TASK OBJECTIVE> Leave out any picture and return the remaining listing below exactly as given.

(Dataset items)
────────────────

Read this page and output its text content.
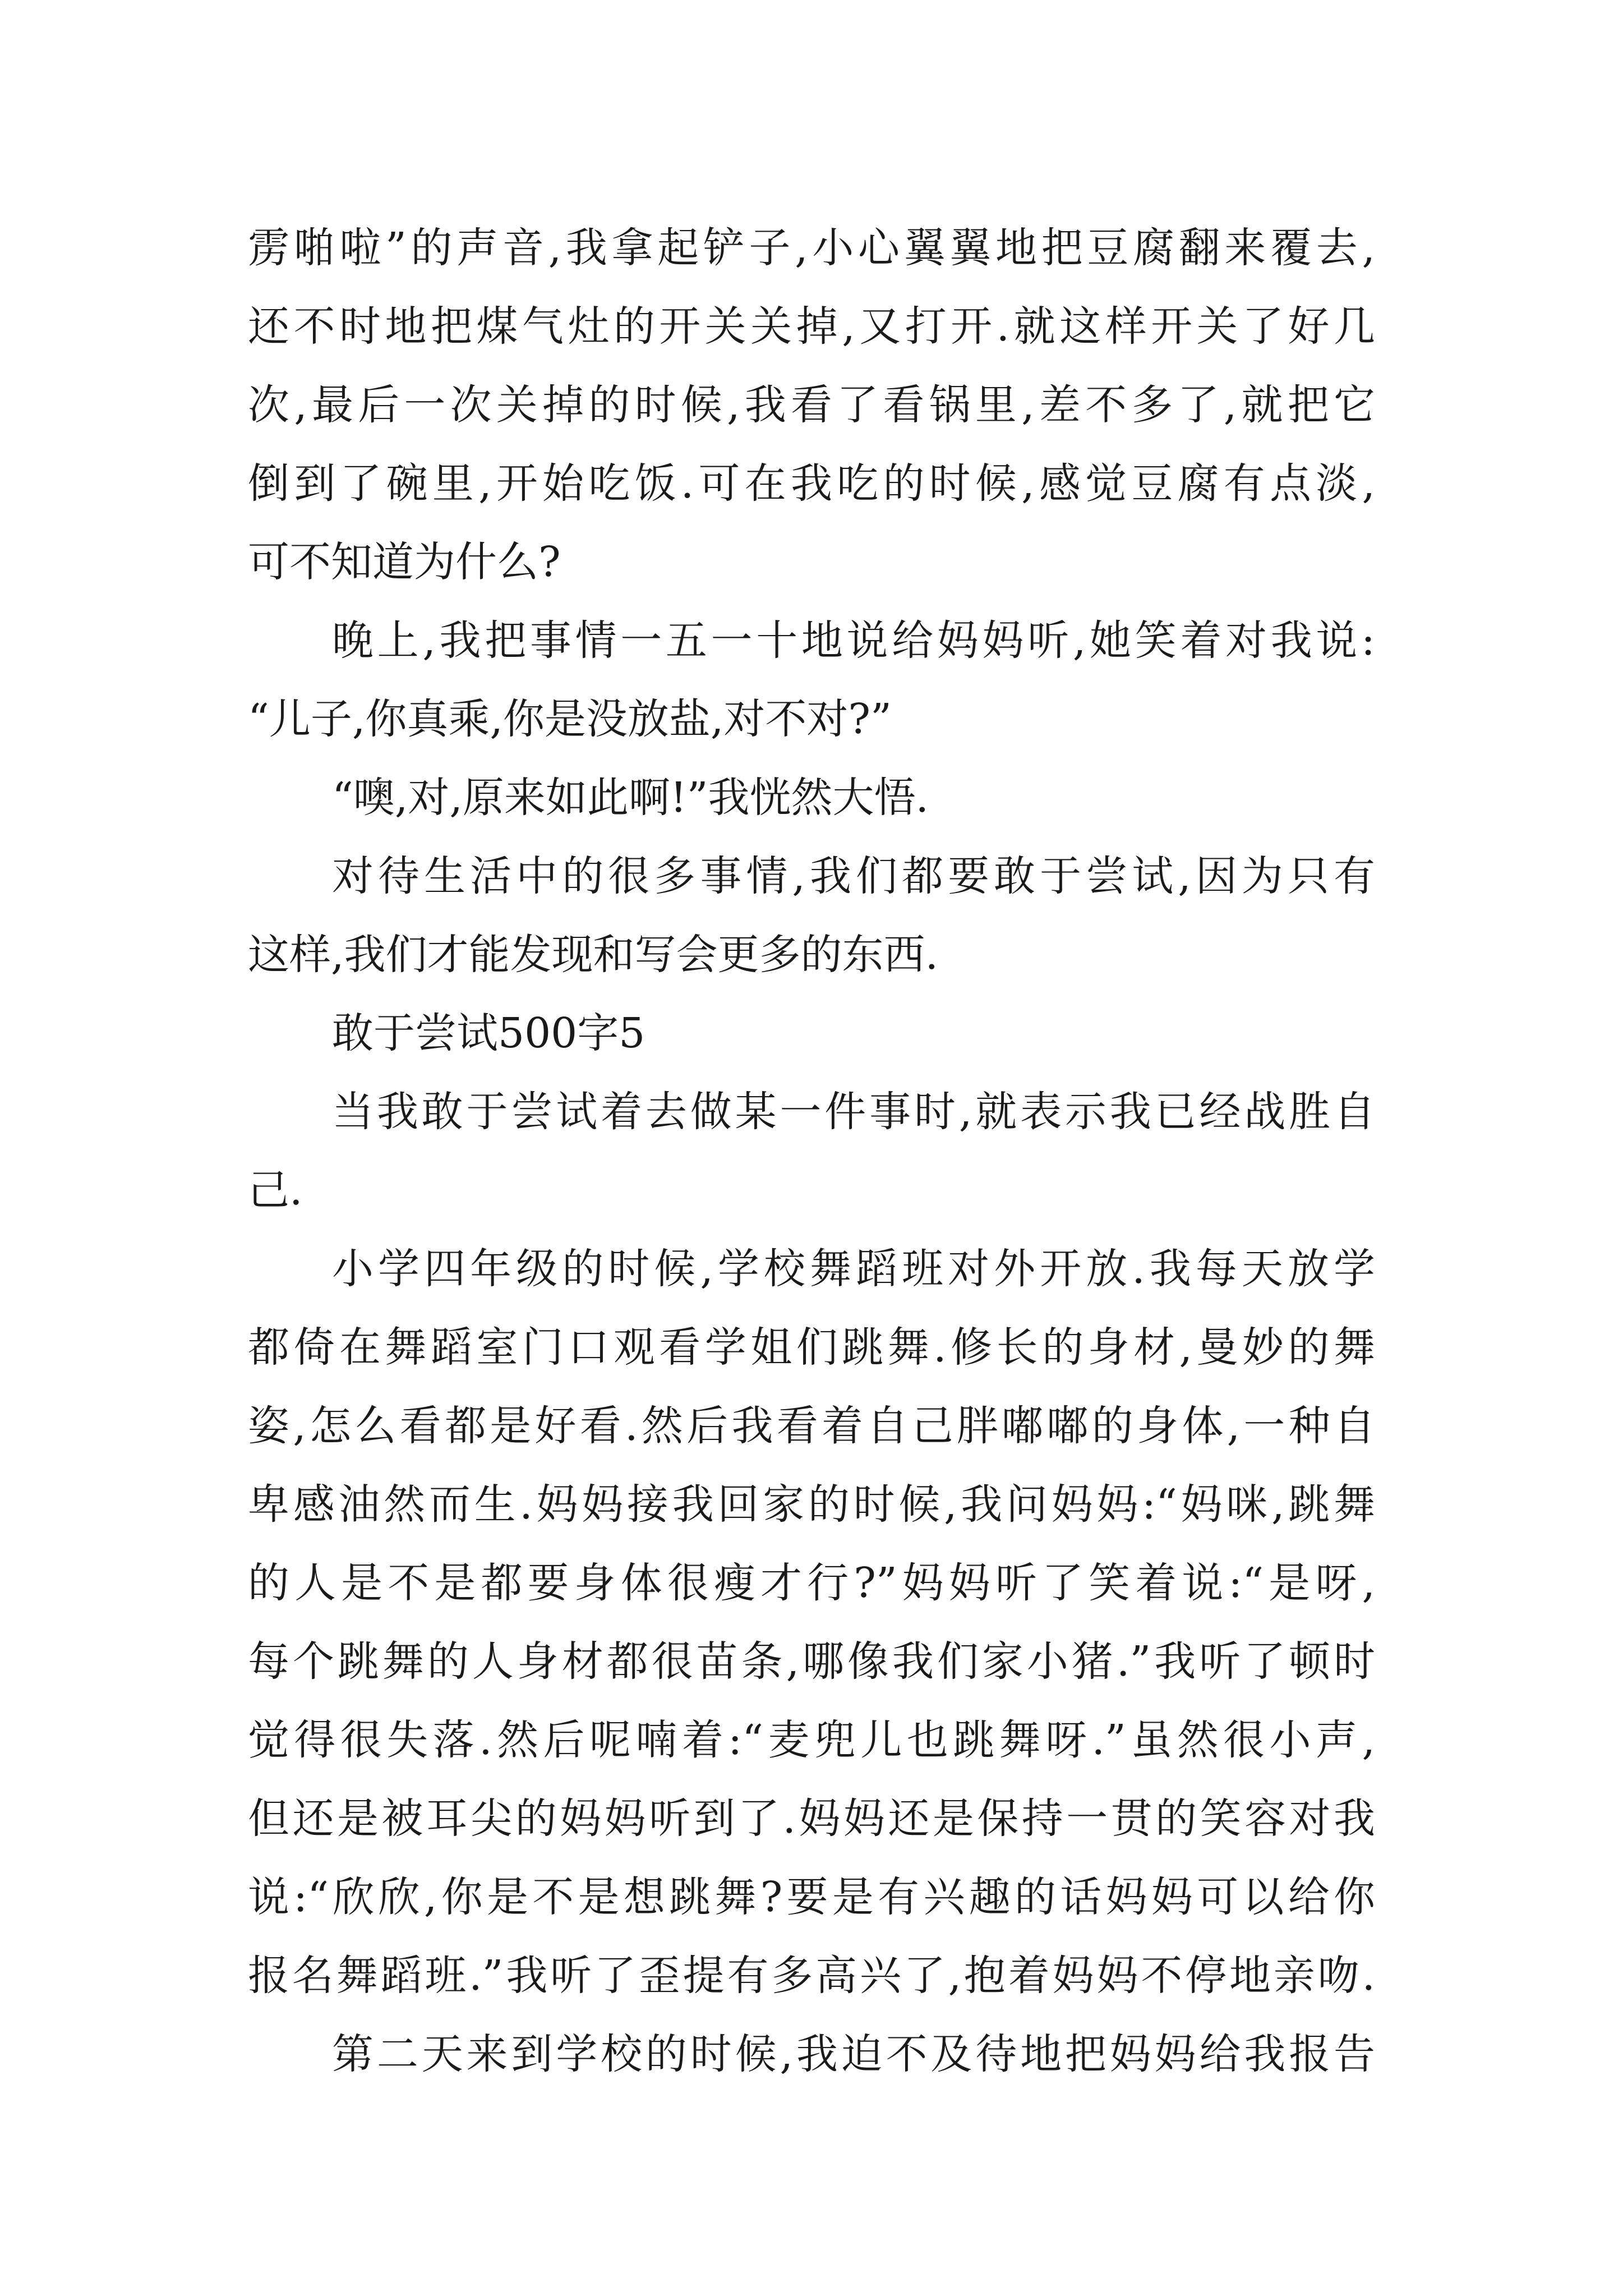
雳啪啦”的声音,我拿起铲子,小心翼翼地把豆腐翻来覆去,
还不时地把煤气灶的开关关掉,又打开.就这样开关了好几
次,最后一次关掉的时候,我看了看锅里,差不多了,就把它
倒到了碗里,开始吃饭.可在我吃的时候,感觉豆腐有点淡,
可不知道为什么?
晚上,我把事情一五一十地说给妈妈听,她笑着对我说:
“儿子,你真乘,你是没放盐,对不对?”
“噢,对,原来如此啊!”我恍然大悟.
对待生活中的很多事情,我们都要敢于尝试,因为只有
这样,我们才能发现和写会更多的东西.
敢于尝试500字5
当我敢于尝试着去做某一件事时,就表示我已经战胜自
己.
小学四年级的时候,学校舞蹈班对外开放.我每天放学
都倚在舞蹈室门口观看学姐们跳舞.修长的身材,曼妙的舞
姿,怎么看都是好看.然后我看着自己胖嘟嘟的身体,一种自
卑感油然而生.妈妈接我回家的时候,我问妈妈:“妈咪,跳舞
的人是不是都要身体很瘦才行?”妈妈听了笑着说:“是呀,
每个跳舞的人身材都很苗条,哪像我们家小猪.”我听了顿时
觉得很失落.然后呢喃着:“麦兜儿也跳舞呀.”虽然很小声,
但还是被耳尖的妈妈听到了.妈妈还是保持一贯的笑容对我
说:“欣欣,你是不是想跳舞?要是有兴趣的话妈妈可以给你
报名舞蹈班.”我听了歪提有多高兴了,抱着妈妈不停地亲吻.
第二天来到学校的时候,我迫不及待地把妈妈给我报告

────────────────

RESPONSE>
Read this page and output its text content.
雳啪啦”的声音,我拿起铲子,小心翼翼地把豆腐翻来覆去,
还不时地把煤气灶的开关关掉,又打开.就这样开关了好几
次,最后一次关掉的时候,我看了看锅里,差不多了,就把它
倒到了碗里,开始吃饭.可在我吃的时候,感觉豆腐有点淡,
可不知道为什么?
晚上,我把事情一五一十地说给妈妈听,她笑着对我说:
“儿子,你真乘,你是没放盐,对不对?”
“噢,对,原来如此啊!”我恍然大悟.
对待生活中的很多事情,我们都要敢于尝试,因为只有
这样,我们才能发现和写会更多的东西.
敢于尝试500字5
当我敢于尝试着去做某一件事时,就表示我已经战胜自
己.
小学四年级的时候,学校舞蹈班对外开放.我每天放学
都倚在舞蹈室门口观看学姐们跳舞.修长的身材,曼妙的舞
姿,怎么看都是好看.然后我看着自己胖嘟嘟的身体,一种自
卑感油然而生.妈妈接我回家的时候,我问妈妈:“妈咪,跳舞
的人是不是都要身体很瘦才行?”妈妈听了笑着说:“是呀,
每个跳舞的人身材都很苗条,哪像我们家小猪.”我听了顿时
觉得很失落.然后呢喃着:“麦兜儿也跳舞呀.”虽然很小声,
但还是被耳尖的妈妈听到了.妈妈还是保持一贯的笑容对我
说:“欣欣,你是不是想跳舞?要是有兴趣的话妈妈可以给你
报名舞蹈班.”我听了歪提有多高兴了,抱着妈妈不停地亲吻.
第二天来到学校的时候,我迫不及待地把妈妈给我报告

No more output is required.